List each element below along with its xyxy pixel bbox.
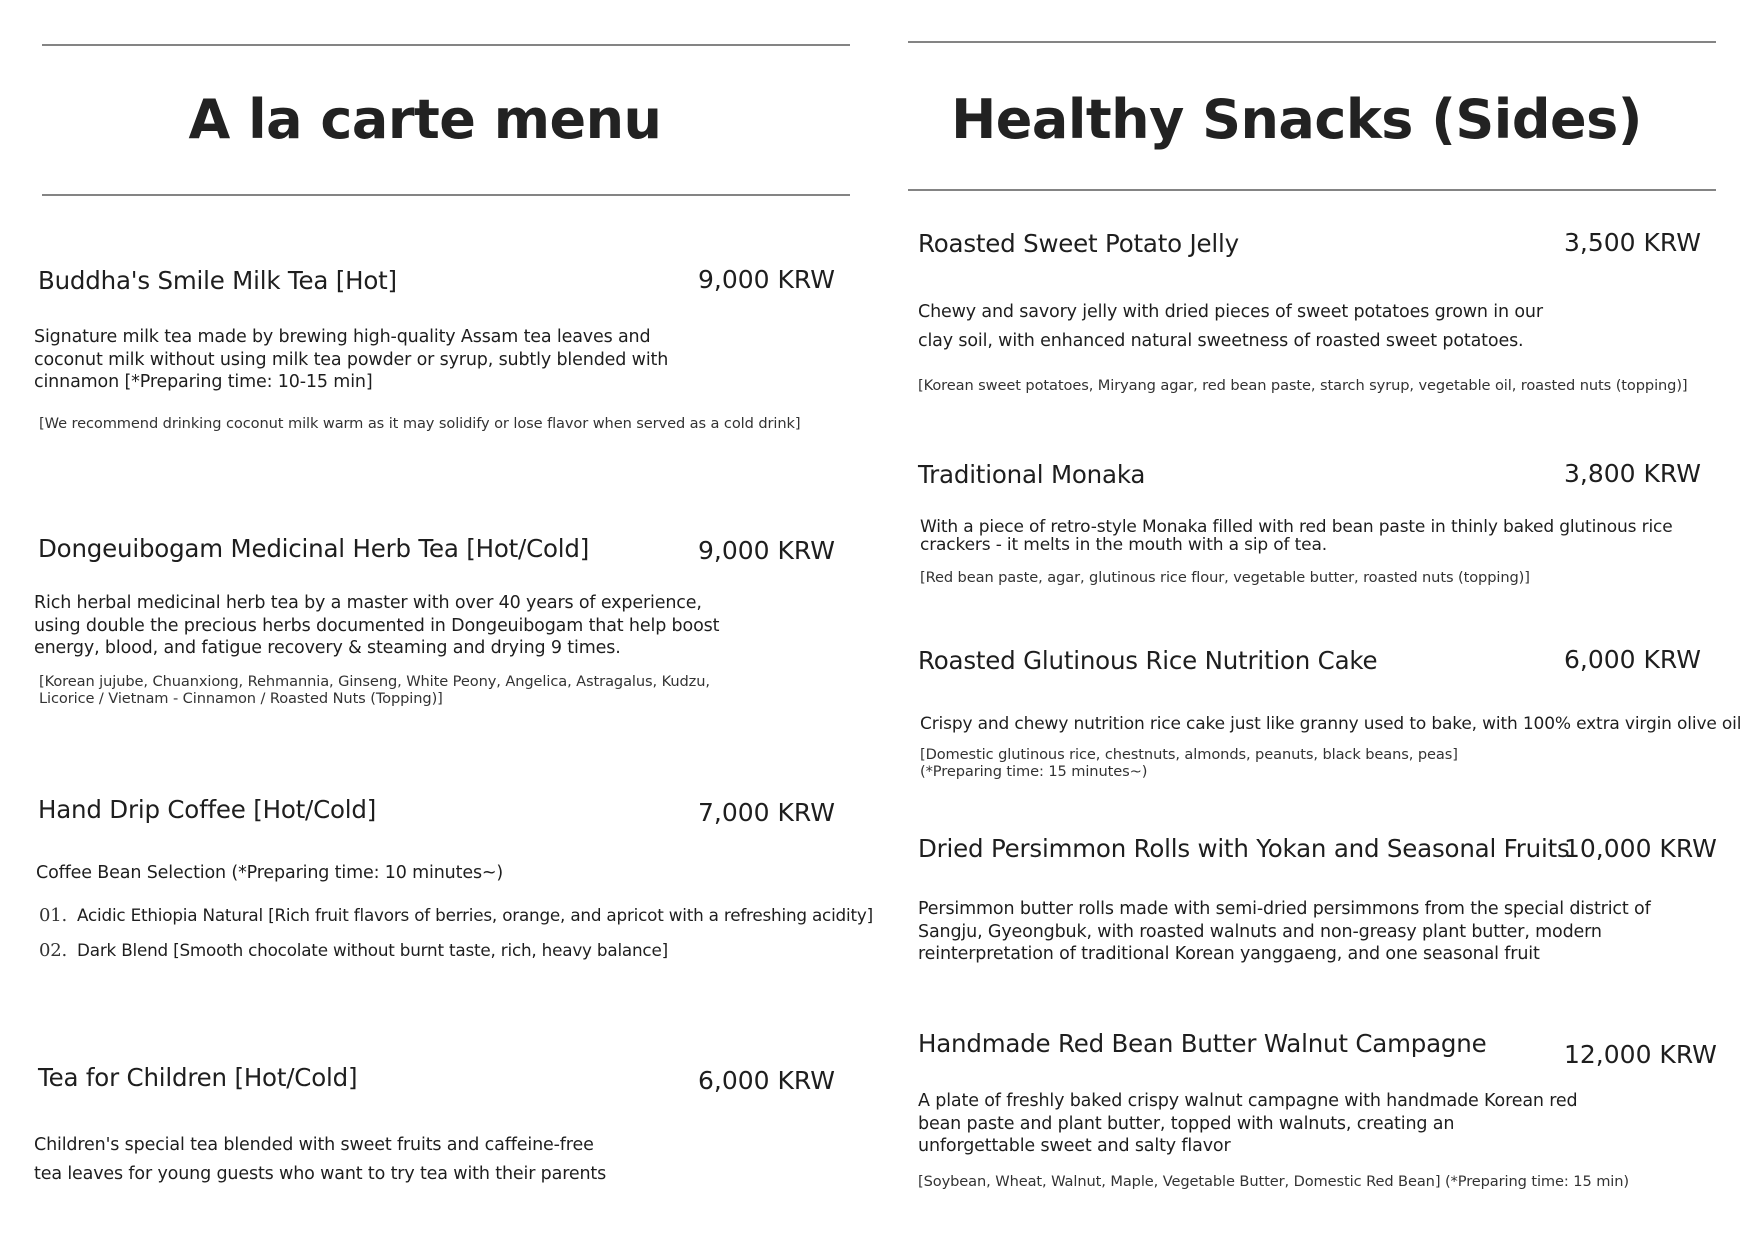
item-ingredients: [Soybean, Wheat, Walnut, Maple, Vegetable Butter, Domestic Red Bean] (*Preparing time: 15 min) <box>918 1173 1630 1190</box>
item-note: [We recommend drinking coconut milk warm as it may solidify or lose flavor when served as a cold drink] <box>39 415 801 432</box>
item-price: 6,000 KRW <box>698 1066 835 1095</box>
item-description: Persimmon butter rolls made with semi-dried persimmons from the special district of Sangju, Gyeongbuk, with roasted walnuts and non-greasy plant butter, modern reinterpretation of traditional Korean yanggaeng, and one seasonal fruit <box>918 899 1651 964</box>
item-name: Tea for Children [Hot/Cold] <box>38 1063 358 1092</box>
item-price: 7,000 KRW <box>698 798 835 827</box>
item-price: 6,000 KRW <box>1564 645 1701 674</box>
item-name: Traditional Monaka <box>918 460 1146 489</box>
item-name: Roasted Sweet Potato Jelly <box>918 229 1239 258</box>
item-name: Dongeuibogam Medicinal Herb Tea [Hot/Cold] <box>38 534 590 563</box>
section-title: A la carte menu <box>188 88 662 151</box>
item-name: Hand Drip Coffee [Hot/Cold] <box>38 795 377 824</box>
bean-text: Dark Blend [Smooth chocolate without burnt taste, rich, heavy balance] <box>77 940 668 960</box>
item-price: 9,000 KRW <box>698 536 835 565</box>
bean-text: Acidic Ethiopia Natural [Rich fruit flavors of berries, orange, and apricot with a refreshing acidity] <box>77 905 873 925</box>
item-description: Crispy and chewy nutrition rice cake just like granny used to bake, with 100% extra virgin olive oil <box>920 714 1742 734</box>
item-name: Roasted Glutinous Rice Nutrition Cake <box>918 646 1378 675</box>
bean-number: 01. <box>39 905 68 926</box>
item-description: With a piece of retro-style Monaka filled with red bean paste in thinly baked glutinous rice crackers - it melts in the mouth with a sip of tea. <box>920 517 1673 555</box>
healthy-snacks-section <box>880 0 1753 1240</box>
item-ingredients: [Korean jujube, Chuanxiong, Rehmannia, Ginseng, White Peony, Angelica, Astragalus, Kudzu, Licorice / Vietnam - Cinnamon / Roasted Nuts (Topping)] <box>39 673 710 707</box>
item-description: Signature milk tea made by brewing high-quality Assam tea leaves and coconut milk without using milk tea powder or syrup, subtly blended with cinnamon [*Preparing time: 10-15 min] <box>34 327 669 392</box>
item-price: 9,000 KRW <box>698 265 835 294</box>
item-price: 3,800 KRW <box>1564 459 1701 488</box>
bean-option-1 <box>39 905 873 926</box>
item-description: A plate of freshly baked crispy walnut campagne with handmade Korean red bean paste and plant butter, topped with walnuts, creating an unforgettable sweet and salty flavor <box>918 1091 1578 1156</box>
item-description: Children's special tea blended with sweet fruits and caffeine-free tea leaves for young guests who want to try tea with their parents <box>34 1135 607 1184</box>
a-la-carte-section <box>0 0 873 1240</box>
item-ingredients: [Domestic glutinous rice, chestnuts, almonds, peanuts, black beans, peas] (*Preparing time: 15 minutes~) <box>920 746 1458 780</box>
bottom-divider <box>908 189 1716 191</box>
item-name: Handmade Red Bean Butter Walnut Campagne <box>918 1029 1487 1058</box>
item-price: 12,000 KRW <box>1564 1040 1717 1069</box>
top-divider <box>42 44 850 46</box>
bean-number: 02. <box>39 940 68 961</box>
item-price: 3,500 KRW <box>1564 228 1701 257</box>
item-ingredients: [Red bean paste, agar, glutinous rice flour, vegetable butter, roasted nuts (topping)] <box>920 569 1530 586</box>
bean-option-2 <box>39 940 668 961</box>
bottom-divider <box>42 194 850 196</box>
item-price: 10,000 KRW <box>1564 834 1717 863</box>
top-divider <box>908 41 1716 43</box>
item-ingredients: [Korean sweet potatoes, Miryang agar, red bean paste, starch syrup, vegetable oil, roasted nuts (topping)] <box>918 377 1688 394</box>
item-description: Rich herbal medicinal herb tea by a master with over 40 years of experience, using double the precious herbs documented in Dongeuibogam that help boost energy, blood, and fatigue recovery & steaming and drying 9 times. <box>34 593 720 658</box>
item-name: Dried Persimmon Rolls with Yokan and Seasonal Fruits <box>918 834 1570 863</box>
bean-selection-subtitle: Coffee Bean Selection (*Preparing time: 10 minutes~) <box>36 863 504 883</box>
item-name: Buddha's Smile Milk Tea [Hot] <box>38 266 397 295</box>
section-title: Healthy Snacks (Sides) <box>951 88 1642 151</box>
item-description: Chewy and savory jelly with dried pieces of sweet potatoes grown in our clay soil, with enhanced natural sweetness of roasted sweet potatoes. <box>918 302 1543 351</box>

=====

→ DIRECTIONS FOR THIS TASK
Begin at the line in the records that has "item-ingredients: [Soybean, Wheat, Walnut, Maple, Vegetable" and stop after the line that has "item-price: 6,000 KRW <box>698". Rewrite only those lines with "coconut milk" changed to "oat milk" and everything else left as it is.

→ ANSWER TO THE TASK
item-ingredients: [Soybean, Wheat, Walnut, Maple, Vegetable Butter, Domestic Red Bean] (*Preparing time: 15 min) <box>918 1173 1630 1190</box>
item-note: [We recommend drinking oat milk warm as it may solidify or lose flavor when served as a cold drink] <box>39 415 801 432</box>
item-price: 6,000 KRW <box>698 1066 835 1095</box>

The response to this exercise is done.